[Directions]: Without the pictures, repeat the listing character for character.

[Extracted information]:

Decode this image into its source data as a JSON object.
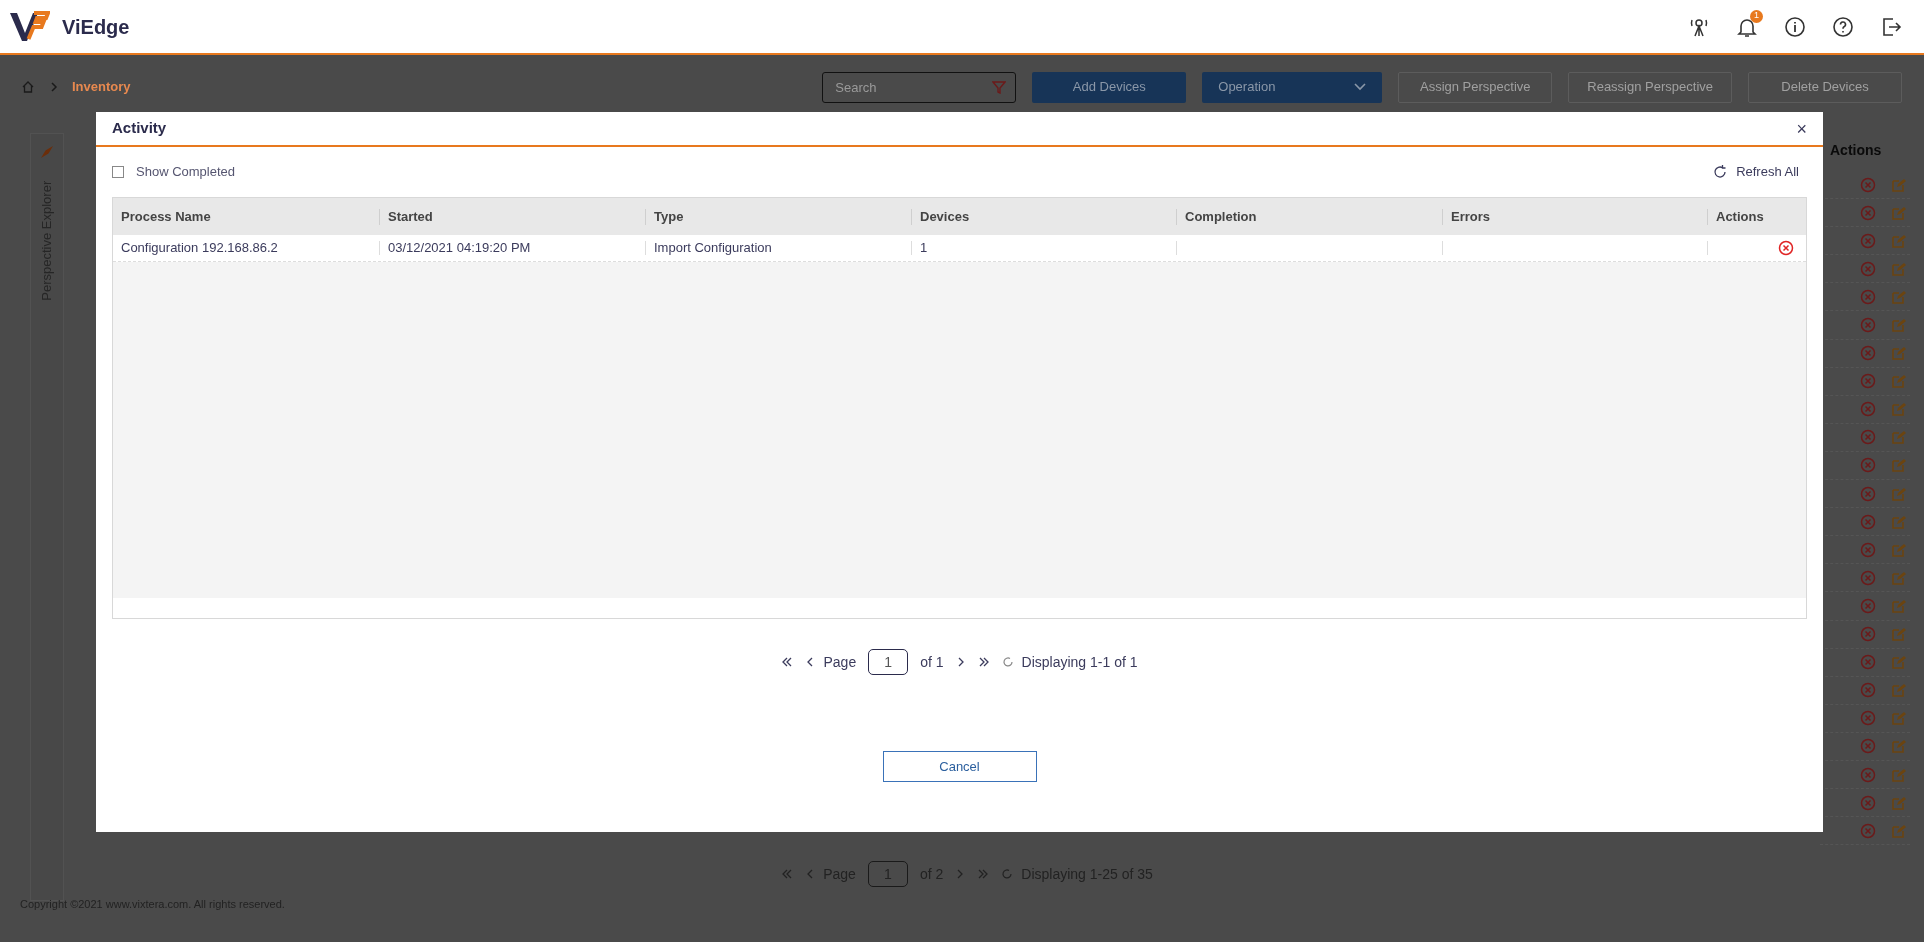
{
  "header": {
    "brand": "ViEdge",
    "notification_badge": "1"
  },
  "breadcrumb": {
    "current": "Inventory"
  },
  "toolbar": {
    "search": {
      "placeholder": "Search"
    },
    "items": [
      {
        "kind": "button",
        "label": "Add Devices",
        "disabled": false
      },
      {
        "kind": "dropdown",
        "label": "Operation",
        "disabled": false
      },
      {
        "kind": "button",
        "label": "Assign Perspective",
        "disabled": true
      },
      {
        "kind": "button",
        "label": "Reassign Perspective",
        "disabled": true
      },
      {
        "kind": "button",
        "label": "Delete Devices",
        "disabled": true
      }
    ]
  },
  "sidebar": {
    "label": "Perspective Explorer"
  },
  "background_table": {
    "column": "Actions"
  },
  "background_pagination": {
    "page_label": "Page",
    "page": "1",
    "of": "of 2",
    "displaying": "Displaying 1-25 of 35"
  },
  "footer": {
    "copyright": "Copyright ©2021 www.vixtera.com. All rights reserved."
  },
  "dialog": {
    "title": "Activity",
    "close": "×",
    "show_completed": {
      "label": "Show Completed",
      "checked": false
    },
    "refresh": "Refresh All",
    "table": {
      "columns": [
        "Process Name",
        "Started",
        "Type",
        "Devices",
        "Completion",
        "Errors",
        "Actions"
      ],
      "rows": [
        {
          "process_name": "Configuration 192.168.86.2",
          "started": "03/12/2021 04:19:20 PM",
          "type": "Import Configuration",
          "devices": "1"
        }
      ]
    },
    "pagination": {
      "page_label": "Page",
      "page": "1",
      "of": "of 1",
      "displaying": "Displaying 1-1 of 1"
    },
    "cancel": "Cancel"
  }
}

[Written response]:
Decode this image into its source data as a JSON object.
{
  "header": {
    "brand": "ViEdge",
    "notification_badge": "1"
  },
  "breadcrumb": {
    "current": "Inventory"
  },
  "toolbar": {
    "search": {
      "placeholder": "Search"
    },
    "items": [
      {
        "kind": "button",
        "label": "Add Devices",
        "disabled": false
      },
      {
        "kind": "dropdown",
        "label": "Operation",
        "disabled": false
      },
      {
        "kind": "button",
        "label": "Assign Perspective",
        "disabled": true
      },
      {
        "kind": "button",
        "label": "Reassign Perspective",
        "disabled": true
      },
      {
        "kind": "button",
        "label": "Delete Devices",
        "disabled": true
      }
    ]
  },
  "sidebar": {
    "label": "Perspective Explorer"
  },
  "background_table": {
    "column": "Actions"
  },
  "background_pagination": {
    "page_label": "Page",
    "page": "1",
    "of": "of 2",
    "displaying": "Displaying 1-25 of 35"
  },
  "footer": {
    "copyright": "Copyright ©2021 www.vixtera.com. All rights reserved."
  },
  "dialog": {
    "title": "Activity",
    "close": "×",
    "show_completed": {
      "label": "Show Completed",
      "checked": false
    },
    "refresh": "Refresh All",
    "table": {
      "columns": [
        "Process Name",
        "Started",
        "Type",
        "Devices",
        "Completion",
        "Errors",
        "Actions"
      ],
      "rows": [
        {
          "process_name": "Configuration 192.168.86.2",
          "started": "03/12/2021 04:19:20 PM",
          "type": "Import Configuration",
          "devices": "1"
        }
      ]
    },
    "pagination": {
      "page_label": "Page",
      "page": "1",
      "of": "of 1",
      "displaying": "Displaying 1-1 of 1"
    },
    "cancel": "Cancel"
  }
}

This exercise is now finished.